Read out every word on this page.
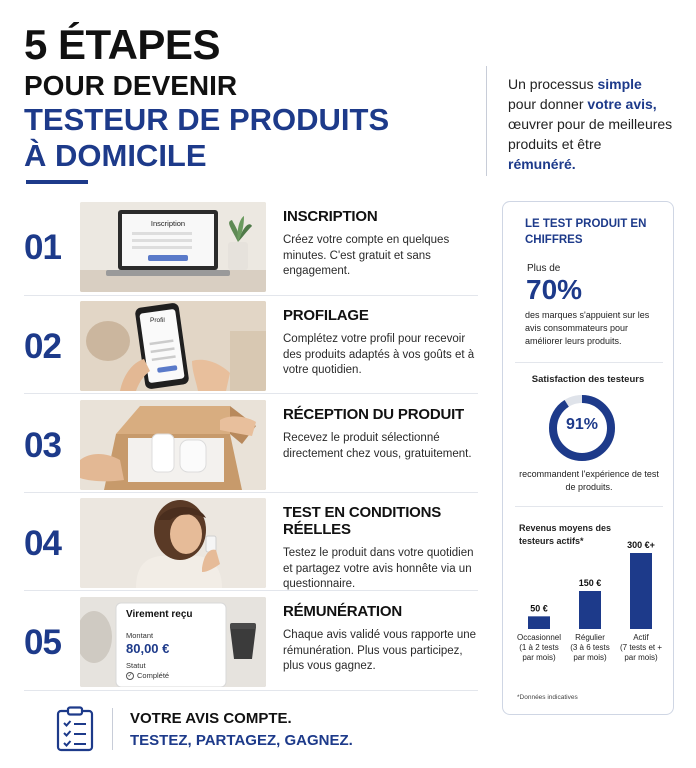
5 ÉTAPES
POUR DEVENIR
TESTEUR DE PRODUITS
À DOMICILE
Un processus simple
pour donner votre avis,
œuvrer pour de meilleures produits et être
rémunéré.
01
Inscription	INSCRIPTION
Créez votre compte en quelques minutes. C'est gratuit et sans engagement.
02
Profil	PROFILAGE
Complétez votre profil pour recevoir des produits adaptés à vos goûts et à votre quotidien.
03
RÉCEPTION DU PRODUIT
Recevez le produit sélectionné directement chez vous, gratuitement.
04
TEST EN CONDITIONS RÉELLES
Testez le produit dans votre quotidien et partagez votre avis honnête via un questionnaire.
05
Virement reçu
Montant
80,00 €
Statut
✓ Complété
RÉMUNÉRATION
Chaque avis validé vous rapporte une rémunération. Plus vous participez, plus vous gagnez.
VOTRE AVIS COMPTE.
TESTEZ, PARTAGEZ, GAGNEZ.
LE TEST PRODUIT EN CHIFFRES
Plus de
70%
des marques s'appuient sur les avis consommateurs pour améliorer leurs produits.
Satisfaction des testeurs
91%
recommandent l'expérience de test de produits.
Revenus moyens des testeurs actifs*
50 €
Occasionnel (1 à 2 tests par mois)
150 €
Régulier (3 à 6 tests par mois)
300 €+
Actif (7 tests et + par mois)
*Données indicatives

+---+

*Exercise*:
Print every record above exactly as written, leaving out the pictures.

*Reply to the task*:
Read out every word on this page.
5 ÉTAPES
POUR DEVENIR
TESTEUR DE PRODUITS
À DOMICILE
Un processus simple
pour donner votre avis,
œuvrer pour de meilleures produits et être
rémunéré.
01
Inscription	INSCRIPTION
Créez votre compte en quelques minutes. C'est gratuit et sans engagement.
02
Profil	PROFILAGE
Complétez votre profil pour recevoir des produits adaptés à vos goûts et à votre quotidien.
03
RÉCEPTION DU PRODUIT
Recevez le produit sélectionné directement chez vous, gratuitement.
04
TEST EN CONDITIONS RÉELLES
Testez le produit dans votre quotidien et partagez votre avis honnête via un questionnaire.
05
Virement reçu
Montant
80,00 €
Statut
✓ Complété
RÉMUNÉRATION
Chaque avis validé vous rapporte une rémunération. Plus vous participez, plus vous gagnez.
VOTRE AVIS COMPTE.
TESTEZ, PARTAGEZ, GAGNEZ.
LE TEST PRODUIT EN CHIFFRES
Plus de
70%
des marques s'appuient sur les avis consommateurs pour améliorer leurs produits.
Satisfaction des testeurs
91%
recommandent l'expérience de test de produits.
Revenus moyens des testeurs actifs*
50 €
Occasionnel (1 à 2 tests par mois)
150 €
Régulier (3 à 6 tests par mois)
300 €+
Actif (7 tests et + par mois)
*Données indicatives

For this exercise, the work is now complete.